### SOURCE DATA

....

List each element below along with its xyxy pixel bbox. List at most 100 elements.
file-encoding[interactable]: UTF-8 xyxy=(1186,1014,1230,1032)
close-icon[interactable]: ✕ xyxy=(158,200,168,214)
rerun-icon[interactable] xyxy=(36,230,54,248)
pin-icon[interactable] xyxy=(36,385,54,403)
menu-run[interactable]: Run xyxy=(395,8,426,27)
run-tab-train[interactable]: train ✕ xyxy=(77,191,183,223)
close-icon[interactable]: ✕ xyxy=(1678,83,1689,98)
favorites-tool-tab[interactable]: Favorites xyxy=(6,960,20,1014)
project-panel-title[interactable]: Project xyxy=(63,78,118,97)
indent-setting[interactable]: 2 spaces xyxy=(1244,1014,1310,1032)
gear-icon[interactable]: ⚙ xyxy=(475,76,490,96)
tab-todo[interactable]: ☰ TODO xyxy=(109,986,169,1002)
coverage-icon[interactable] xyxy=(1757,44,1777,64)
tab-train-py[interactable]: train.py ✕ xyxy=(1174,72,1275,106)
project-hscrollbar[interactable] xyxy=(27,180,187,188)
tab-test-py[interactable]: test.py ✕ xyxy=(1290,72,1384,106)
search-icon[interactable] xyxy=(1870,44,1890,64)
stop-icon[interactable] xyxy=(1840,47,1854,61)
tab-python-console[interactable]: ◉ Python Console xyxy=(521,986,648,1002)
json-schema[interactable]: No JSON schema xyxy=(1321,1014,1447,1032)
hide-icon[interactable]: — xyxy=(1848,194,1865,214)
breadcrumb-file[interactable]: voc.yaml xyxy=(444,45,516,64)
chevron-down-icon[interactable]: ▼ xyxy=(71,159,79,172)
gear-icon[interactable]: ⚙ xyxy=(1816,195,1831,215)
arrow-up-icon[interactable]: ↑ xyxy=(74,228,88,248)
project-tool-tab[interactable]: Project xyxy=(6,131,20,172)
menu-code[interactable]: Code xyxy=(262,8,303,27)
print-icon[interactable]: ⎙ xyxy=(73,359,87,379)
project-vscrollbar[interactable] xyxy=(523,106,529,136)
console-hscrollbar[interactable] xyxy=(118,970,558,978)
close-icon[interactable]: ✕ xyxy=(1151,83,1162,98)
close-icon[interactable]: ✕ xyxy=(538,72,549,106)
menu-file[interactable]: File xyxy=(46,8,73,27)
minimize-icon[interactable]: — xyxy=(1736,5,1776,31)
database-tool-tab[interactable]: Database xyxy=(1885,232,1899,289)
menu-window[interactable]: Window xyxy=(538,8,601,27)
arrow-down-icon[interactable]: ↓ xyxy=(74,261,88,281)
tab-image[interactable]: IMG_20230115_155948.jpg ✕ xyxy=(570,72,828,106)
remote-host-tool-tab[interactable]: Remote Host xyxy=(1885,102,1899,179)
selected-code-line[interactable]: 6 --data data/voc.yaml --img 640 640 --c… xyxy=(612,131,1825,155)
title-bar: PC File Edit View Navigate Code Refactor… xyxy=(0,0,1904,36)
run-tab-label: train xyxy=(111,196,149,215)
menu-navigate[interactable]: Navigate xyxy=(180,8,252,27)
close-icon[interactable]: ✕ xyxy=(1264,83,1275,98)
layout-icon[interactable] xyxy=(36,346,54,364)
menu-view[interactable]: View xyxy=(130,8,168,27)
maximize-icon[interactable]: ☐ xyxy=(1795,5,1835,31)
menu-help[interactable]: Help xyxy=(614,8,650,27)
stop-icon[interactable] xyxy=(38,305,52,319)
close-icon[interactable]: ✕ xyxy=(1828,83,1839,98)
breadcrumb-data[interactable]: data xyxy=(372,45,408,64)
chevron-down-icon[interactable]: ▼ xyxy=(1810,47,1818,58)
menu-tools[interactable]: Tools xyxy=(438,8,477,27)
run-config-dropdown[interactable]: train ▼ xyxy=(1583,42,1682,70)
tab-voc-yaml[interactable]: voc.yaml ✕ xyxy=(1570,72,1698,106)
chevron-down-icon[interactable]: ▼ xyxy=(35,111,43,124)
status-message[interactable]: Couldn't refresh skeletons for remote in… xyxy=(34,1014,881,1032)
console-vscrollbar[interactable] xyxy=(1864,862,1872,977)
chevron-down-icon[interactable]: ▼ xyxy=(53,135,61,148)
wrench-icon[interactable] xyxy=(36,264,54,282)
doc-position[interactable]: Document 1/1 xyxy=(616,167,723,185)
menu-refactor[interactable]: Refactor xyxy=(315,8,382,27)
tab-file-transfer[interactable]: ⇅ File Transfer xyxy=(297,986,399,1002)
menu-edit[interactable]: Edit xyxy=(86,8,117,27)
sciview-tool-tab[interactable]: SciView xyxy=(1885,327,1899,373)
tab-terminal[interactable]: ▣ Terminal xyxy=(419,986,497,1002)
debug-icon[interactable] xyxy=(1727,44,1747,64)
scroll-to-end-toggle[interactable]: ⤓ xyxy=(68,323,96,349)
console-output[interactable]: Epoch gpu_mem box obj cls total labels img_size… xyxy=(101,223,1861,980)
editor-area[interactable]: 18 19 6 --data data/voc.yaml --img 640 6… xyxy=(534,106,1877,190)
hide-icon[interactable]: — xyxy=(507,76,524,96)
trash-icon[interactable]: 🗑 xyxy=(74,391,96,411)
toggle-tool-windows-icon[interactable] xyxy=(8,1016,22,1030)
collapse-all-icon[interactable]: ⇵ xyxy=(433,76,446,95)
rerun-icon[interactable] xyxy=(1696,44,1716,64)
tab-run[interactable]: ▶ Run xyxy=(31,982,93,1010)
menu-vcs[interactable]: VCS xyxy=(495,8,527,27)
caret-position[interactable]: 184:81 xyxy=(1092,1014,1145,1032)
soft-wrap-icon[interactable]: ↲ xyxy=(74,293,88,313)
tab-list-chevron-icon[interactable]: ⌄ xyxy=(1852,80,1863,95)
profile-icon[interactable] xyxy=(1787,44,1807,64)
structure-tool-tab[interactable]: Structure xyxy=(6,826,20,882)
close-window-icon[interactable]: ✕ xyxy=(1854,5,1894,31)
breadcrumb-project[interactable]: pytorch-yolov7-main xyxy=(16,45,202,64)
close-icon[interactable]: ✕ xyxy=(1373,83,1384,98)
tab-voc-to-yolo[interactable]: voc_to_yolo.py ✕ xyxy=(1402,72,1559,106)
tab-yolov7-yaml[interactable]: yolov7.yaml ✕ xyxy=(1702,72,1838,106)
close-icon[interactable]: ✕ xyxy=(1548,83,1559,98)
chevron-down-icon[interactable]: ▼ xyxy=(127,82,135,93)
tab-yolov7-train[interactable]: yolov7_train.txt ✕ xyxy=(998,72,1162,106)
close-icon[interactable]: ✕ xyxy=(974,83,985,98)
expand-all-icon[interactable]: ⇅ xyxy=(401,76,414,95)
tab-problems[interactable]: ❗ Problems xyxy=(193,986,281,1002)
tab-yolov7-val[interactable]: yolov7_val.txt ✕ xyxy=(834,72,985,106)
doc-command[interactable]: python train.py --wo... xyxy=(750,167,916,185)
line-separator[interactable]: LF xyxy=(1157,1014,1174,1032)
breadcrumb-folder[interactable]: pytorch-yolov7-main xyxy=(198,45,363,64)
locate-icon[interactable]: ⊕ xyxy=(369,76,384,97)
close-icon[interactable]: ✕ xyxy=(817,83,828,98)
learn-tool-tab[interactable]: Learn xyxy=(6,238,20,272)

....

### OBJECTIVE
Copy out all of these lines word for word.

### RESULT
List each element below along with its xyxy pixel bbox. List at most 100 elements.
file-encoding[interactable]: UTF-8 xyxy=(1186,1014,1230,1032)
close-icon[interactable]: ✕ xyxy=(158,200,168,214)
rerun-icon[interactable] xyxy=(36,230,54,248)
pin-icon[interactable] xyxy=(36,385,54,403)
menu-run[interactable]: Run xyxy=(395,8,426,27)
run-tab-train[interactable]: train ✕ xyxy=(77,191,183,223)
close-icon[interactable]: ✕ xyxy=(1678,83,1689,98)
favorites-tool-tab[interactable]: Favorites xyxy=(6,960,20,1014)
project-panel-title[interactable]: Project xyxy=(63,78,118,97)
indent-setting[interactable]: 2 spaces xyxy=(1244,1014,1310,1032)
gear-icon[interactable]: ⚙ xyxy=(475,76,490,96)
tab-todo[interactable]: ☰ TODO xyxy=(109,986,169,1002)
coverage-icon[interactable] xyxy=(1757,44,1777,64)
tab-train-py[interactable]: train.py ✕ xyxy=(1174,72,1275,106)
project-hscrollbar[interactable] xyxy=(27,180,187,188)
tab-test-py[interactable]: test.py ✕ xyxy=(1290,72,1384,106)
search-icon[interactable] xyxy=(1870,44,1890,64)
stop-icon[interactable] xyxy=(1840,47,1854,61)
tab-python-console[interactable]: ◉ Python Console xyxy=(521,986,648,1002)
json-schema[interactable]: No JSON schema xyxy=(1321,1014,1447,1032)
hide-icon[interactable]: — xyxy=(1848,194,1865,214)
breadcrumb-file[interactable]: voc.yaml xyxy=(444,45,516,64)
chevron-down-icon[interactable]: ▼ xyxy=(71,159,79,172)
gear-icon[interactable]: ⚙ xyxy=(1816,195,1831,215)
arrow-up-icon[interactable]: ↑ xyxy=(74,228,88,248)
project-tool-tab[interactable]: Project xyxy=(6,131,20,172)
menu-code[interactable]: Code xyxy=(262,8,303,27)
print-icon[interactable]: ⎙ xyxy=(73,359,87,379)
project-vscrollbar[interactable] xyxy=(523,106,529,136)
console-hscrollbar[interactable] xyxy=(118,970,558,978)
close-icon[interactable]: ✕ xyxy=(1151,83,1162,98)
close-icon[interactable]: ✕ xyxy=(538,72,549,106)
menu-file[interactable]: File xyxy=(46,8,73,27)
minimize-icon[interactable]: — xyxy=(1736,5,1776,31)
database-tool-tab[interactable]: Database xyxy=(1885,232,1899,289)
menu-window[interactable]: Window xyxy=(538,8,601,27)
arrow-down-icon[interactable]: ↓ xyxy=(74,261,88,281)
tab-image[interactable]: IMG_20230115_155948.jpg ✕ xyxy=(570,72,828,106)
remote-host-tool-tab[interactable]: Remote Host xyxy=(1885,102,1899,179)
selected-code-line[interactable]: 6 --data data/voc.yaml --img 640 640 --c… xyxy=(612,131,1825,155)
title-bar: PC File Edit View Navigate Code Refactor… xyxy=(0,0,1904,36)
run-tab-label: train xyxy=(111,196,149,215)
menu-navigate[interactable]: Navigate xyxy=(180,8,252,27)
close-icon[interactable]: ✕ xyxy=(1264,83,1275,98)
layout-icon[interactable] xyxy=(36,346,54,364)
menu-view[interactable]: View xyxy=(130,8,168,27)
maximize-icon[interactable]: ☐ xyxy=(1795,5,1835,31)
menu-help[interactable]: Help xyxy=(614,8,650,27)
stop-icon[interactable] xyxy=(38,305,52,319)
close-icon[interactable]: ✕ xyxy=(1828,83,1839,98)
breadcrumb-data[interactable]: data xyxy=(372,45,408,64)
chevron-down-icon[interactable]: ▼ xyxy=(1810,47,1818,58)
menu-tools[interactable]: Tools xyxy=(438,8,477,27)
run-config-dropdown[interactable]: train ▼ xyxy=(1583,42,1682,70)
tab-voc-yaml[interactable]: voc.yaml ✕ xyxy=(1570,72,1698,106)
chevron-down-icon[interactable]: ▼ xyxy=(35,111,43,124)
status-message[interactable]: Couldn't refresh skeletons for remote in… xyxy=(34,1014,881,1032)
console-vscrollbar[interactable] xyxy=(1864,862,1872,977)
chevron-down-icon[interactable]: ▼ xyxy=(53,135,61,148)
wrench-icon[interactable] xyxy=(36,264,54,282)
doc-position[interactable]: Document 1/1 xyxy=(616,167,723,185)
menu-refactor[interactable]: Refactor xyxy=(315,8,382,27)
tab-file-transfer[interactable]: ⇅ File Transfer xyxy=(297,986,399,1002)
menu-edit[interactable]: Edit xyxy=(86,8,117,27)
sciview-tool-tab[interactable]: SciView xyxy=(1885,327,1899,373)
tab-terminal[interactable]: ▣ Terminal xyxy=(419,986,497,1002)
debug-icon[interactable] xyxy=(1727,44,1747,64)
scroll-to-end-toggle[interactable]: ⤓ xyxy=(68,323,96,349)
console-output[interactable]: Epoch gpu_mem box obj cls total labels img_size… xyxy=(101,223,1861,980)
editor-area[interactable]: 18 19 6 --data data/voc.yaml --img 640 6… xyxy=(534,106,1877,190)
hide-icon[interactable]: — xyxy=(507,76,524,96)
trash-icon[interactable]: 🗑 xyxy=(74,391,96,411)
toggle-tool-windows-icon[interactable] xyxy=(8,1016,22,1030)
collapse-all-icon[interactable]: ⇵ xyxy=(433,76,446,95)
rerun-icon[interactable] xyxy=(1696,44,1716,64)
tab-run[interactable]: ▶ Run xyxy=(31,982,93,1010)
menu-vcs[interactable]: VCS xyxy=(495,8,527,27)
caret-position[interactable]: 184:81 xyxy=(1092,1014,1145,1032)
soft-wrap-icon[interactable]: ↲ xyxy=(74,293,88,313)
tab-list-chevron-icon[interactable]: ⌄ xyxy=(1852,80,1863,95)
profile-icon[interactable] xyxy=(1787,44,1807,64)
structure-tool-tab[interactable]: Structure xyxy=(6,826,20,882)
close-window-icon[interactable]: ✕ xyxy=(1854,5,1894,31)
breadcrumb-project[interactable]: pytorch-yolov7-main xyxy=(16,45,202,64)
close-icon[interactable]: ✕ xyxy=(1373,83,1384,98)
tab-voc-to-yolo[interactable]: voc_to_yolo.py ✕ xyxy=(1402,72,1559,106)
tab-yolov7-yaml[interactable]: yolov7.yaml ✕ xyxy=(1702,72,1838,106)
close-icon[interactable]: ✕ xyxy=(1548,83,1559,98)
chevron-down-icon[interactable]: ▼ xyxy=(127,82,135,93)
tab-yolov7-train[interactable]: yolov7_train.txt ✕ xyxy=(998,72,1162,106)
close-icon[interactable]: ✕ xyxy=(974,83,985,98)
expand-all-icon[interactable]: ⇅ xyxy=(401,76,414,95)
tab-problems[interactable]: ❗ Problems xyxy=(193,986,281,1002)
tab-yolov7-val[interactable]: yolov7_val.txt ✕ xyxy=(834,72,985,106)
doc-command[interactable]: python train.py --wo... xyxy=(750,167,916,185)
line-separator[interactable]: LF xyxy=(1157,1014,1174,1032)
breadcrumb-folder[interactable]: pytorch-yolov7-main xyxy=(198,45,363,64)
locate-icon[interactable]: ⊕ xyxy=(369,76,384,97)
close-icon[interactable]: ✕ xyxy=(817,83,828,98)
learn-tool-tab[interactable]: Learn xyxy=(6,238,20,272)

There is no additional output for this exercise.